INPUT:
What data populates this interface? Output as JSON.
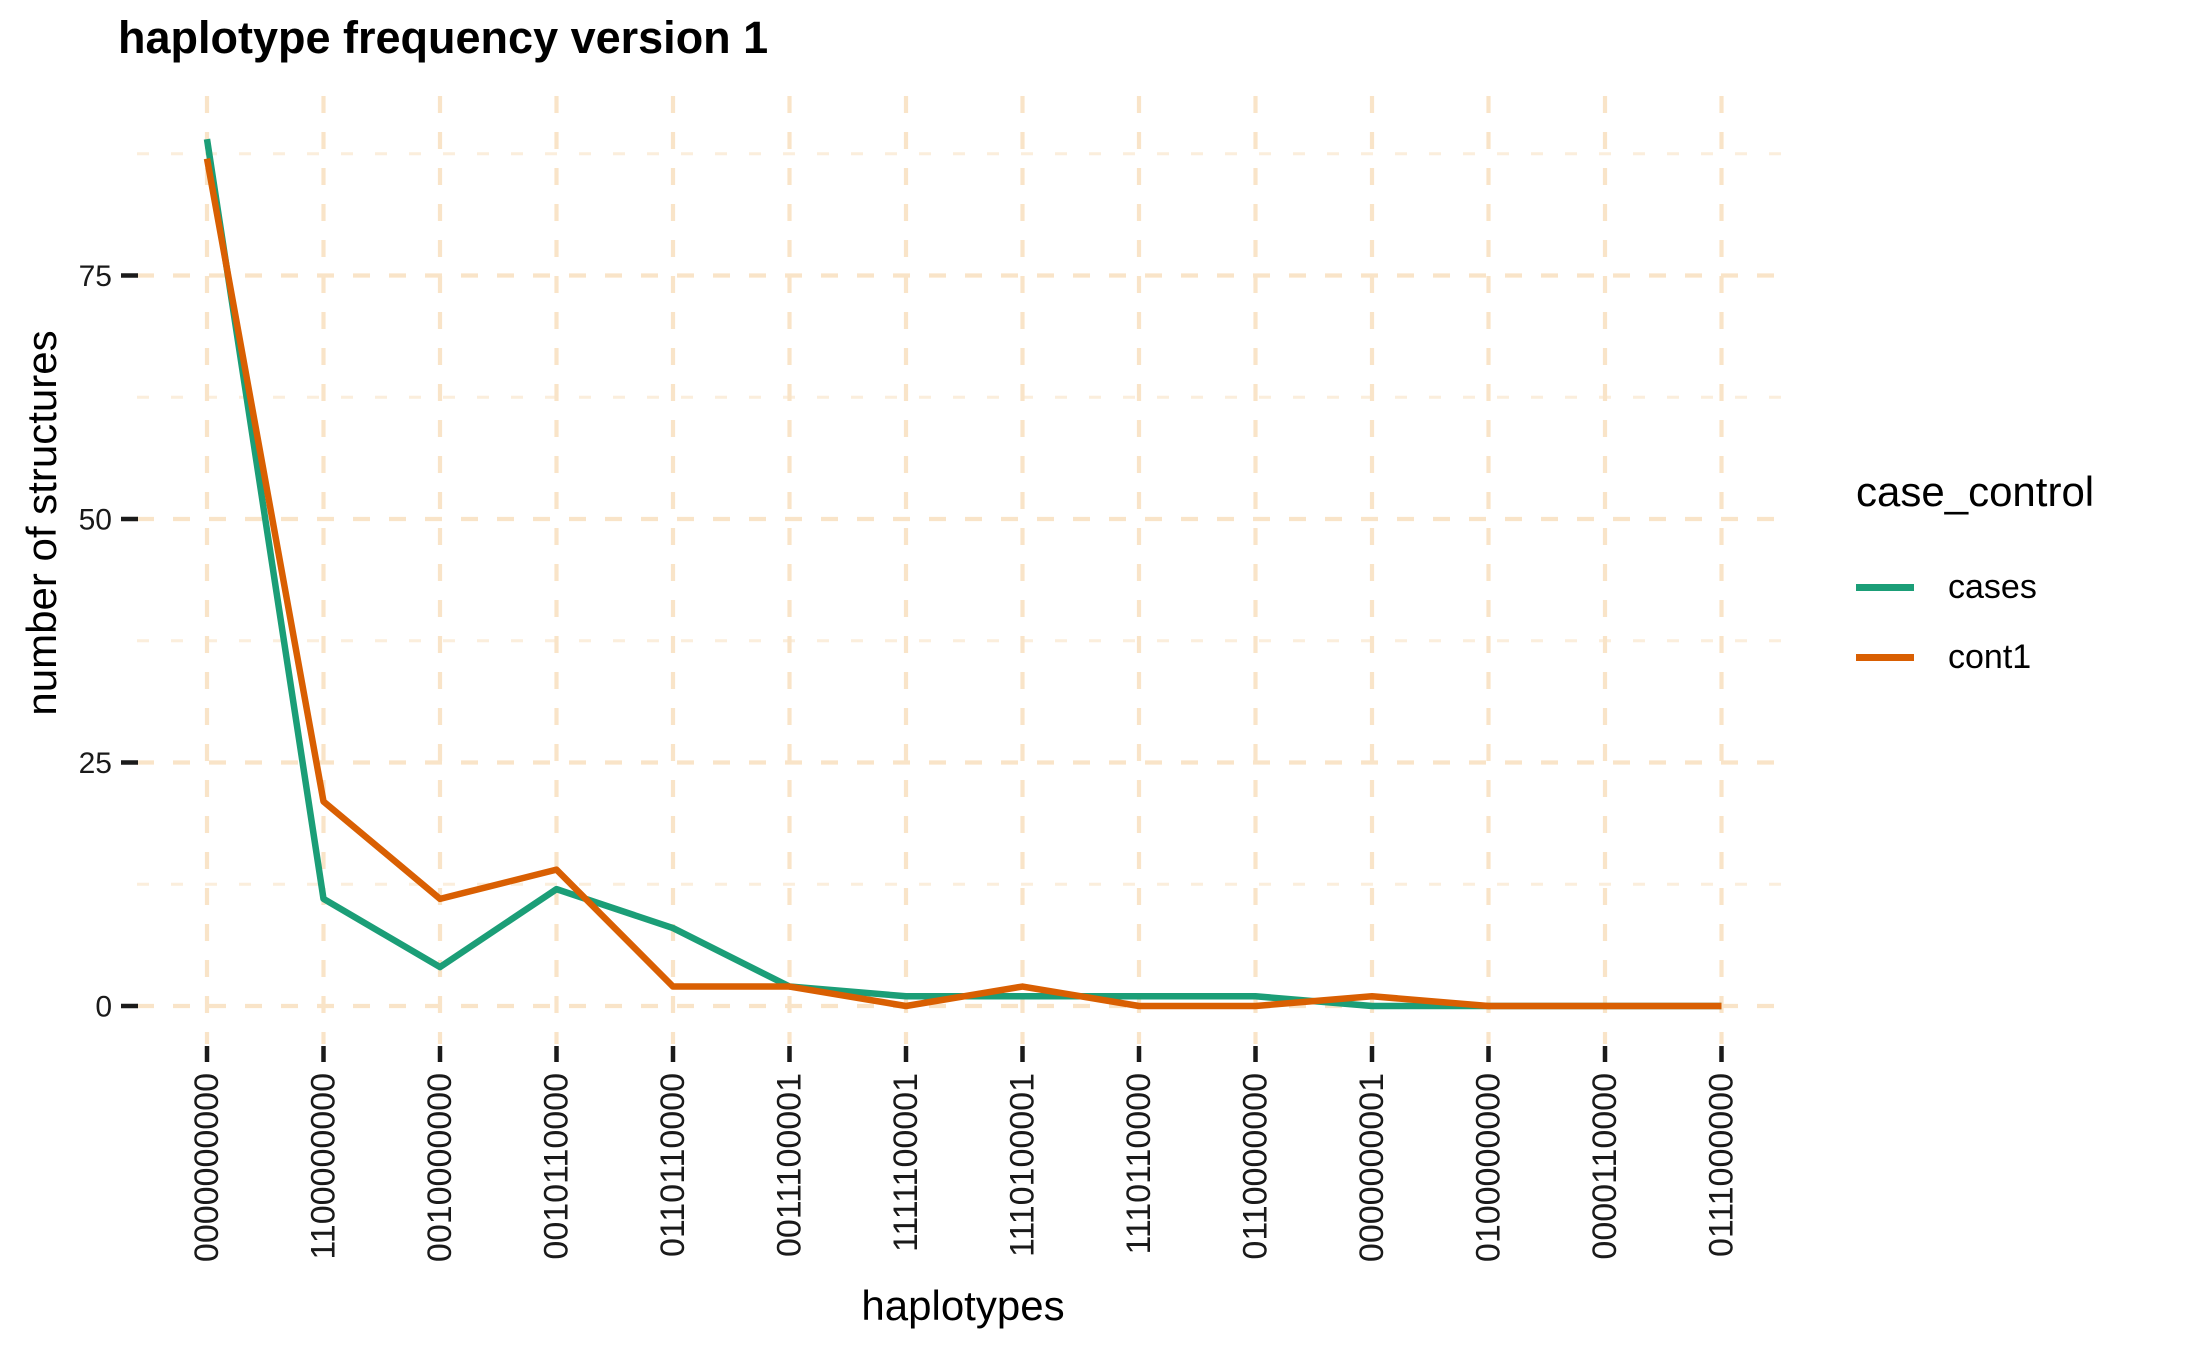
{
  "title": "haplotype frequency version 1",
  "legend": {
    "title": "case_control",
    "items": [
      {
        "label": "cases",
        "color": "#1B9E77"
      },
      {
        "label": "cont1",
        "color": "#D95F02"
      }
    ]
  },
  "chart_data": {
    "type": "line",
    "title": "haplotype frequency version 1",
    "xlabel": "haplotypes",
    "ylabel": "number of structures",
    "categories": [
      "0000000000",
      "1100000000",
      "0010000000",
      "0010110000",
      "0110110000",
      "0011100001",
      "1111100001",
      "1110100001",
      "1110110000",
      "0110000000",
      "0000000001",
      "0100000000",
      "0000110000",
      "0111000000"
    ],
    "series": [
      {
        "name": "cases",
        "color": "#1B9E77",
        "values": [
          89,
          11,
          4,
          12,
          8,
          2,
          1,
          1,
          1,
          1,
          0,
          0,
          0,
          0
        ]
      },
      {
        "name": "cont1",
        "color": "#D95F02",
        "values": [
          87,
          21,
          11,
          14,
          2,
          2,
          0,
          2,
          0,
          0,
          1,
          0,
          0,
          0
        ]
      }
    ],
    "yticks": [
      0,
      25,
      50,
      75
    ],
    "yminor": [
      12.5,
      37.5,
      62.5,
      87.5
    ],
    "ylim": [
      -3.8,
      93.4
    ],
    "grid": {
      "major_color": "#F9E4C8",
      "minor_color": "#FBEEDC",
      "style": "dashed"
    },
    "axis_tick_color": "#1a1a1a",
    "legend_position": "right",
    "background": "#FFFFFF"
  }
}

OBJECTIVE: In the listing above, how many lines include the word "version"? Answer with the number and nothing more.

COMPLETE OUTPUT: 2